- Written instruction
Your task is to repeat the entries word for word while leaving out the pictures.

[begin Information given]

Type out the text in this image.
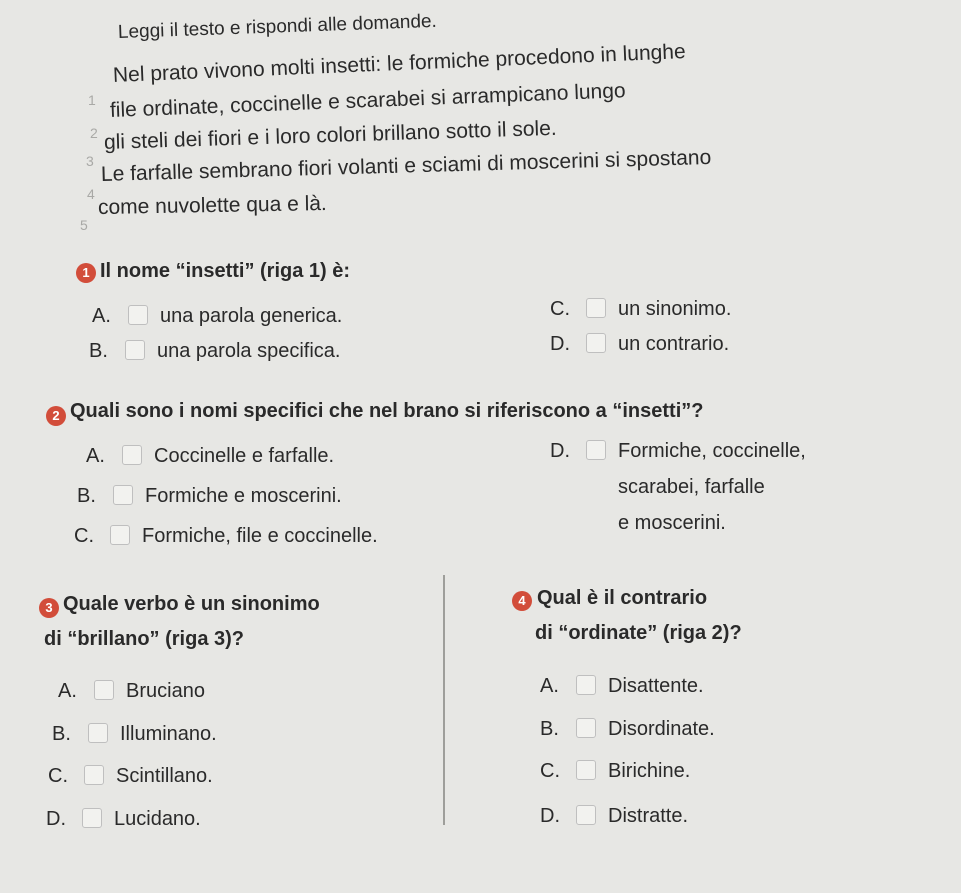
Leggi il testo e rispondi alle domande.
1
Nel prato vivono molti insetti: le formiche procedono in lunghe
2
file ordinate, coccinelle e scarabei si arrampicano lungo
3
gli steli dei fiori e i loro colori brillano sotto il sole.
4
Le farfalle sembrano fiori volanti e sciami di moscerini si spostano
5
come nuvolette qua e là.
1 Il nome “insetti” (riga 1) è:
A. una parola generica.
B. una parola specifica.
C. un sinonimo.
D. un contrario.
2 Quali sono i nomi specifici che nel brano si riferiscono a “insetti”?
A. Coccinelle e farfalle.
B. Formiche e moscerini.
C. Formiche, file e coccinelle.
D. Formiche, coccinelle,
scarabei, farfalle
e moscerini.
3 Quale verbo è un sinonimo
di “brillano” (riga 3)?
A. Bruciano
B. Illuminano.
C. Scintillano.
D. Lucidano.
4 Qual è il contrario
di “ordinate” (riga 2)?
A. Disattente.
B. Disordinate.
C. Birichine.
D. Distratte.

[end Information given]

- Finished task
Type out the text in this image.
Leggi il testo e rispondi alle domande.
1
Nel prato vivono molti insetti: le formiche procedono in lunghe
2
file ordinate, coccinelle e scarabei si arrampicano lungo
3
gli steli dei fiori e i loro colori brillano sotto il sole.
4
Le farfalle sembrano fiori volanti e sciami di moscerini si spostano
5
come nuvolette qua e là.
1 Il nome “insetti” (riga 1) è:
A. una parola generica.
B. una parola specifica.
C. un sinonimo.
D. un contrario.
2 Quali sono i nomi specifici che nel brano si riferiscono a “insetti”?
A. Coccinelle e farfalle.
B. Formiche e moscerini.
C. Formiche, file e coccinelle.
D. Formiche, coccinelle,
scarabei, farfalle
e moscerini.
3 Quale verbo è un sinonimo
di “brillano” (riga 3)?
A. Bruciano
B. Illuminano.
C. Scintillano.
D. Lucidano.
4 Qual è il contrario
di “ordinate” (riga 2)?
A. Disattente.
B. Disordinate.
C. Birichine.
D. Distratte.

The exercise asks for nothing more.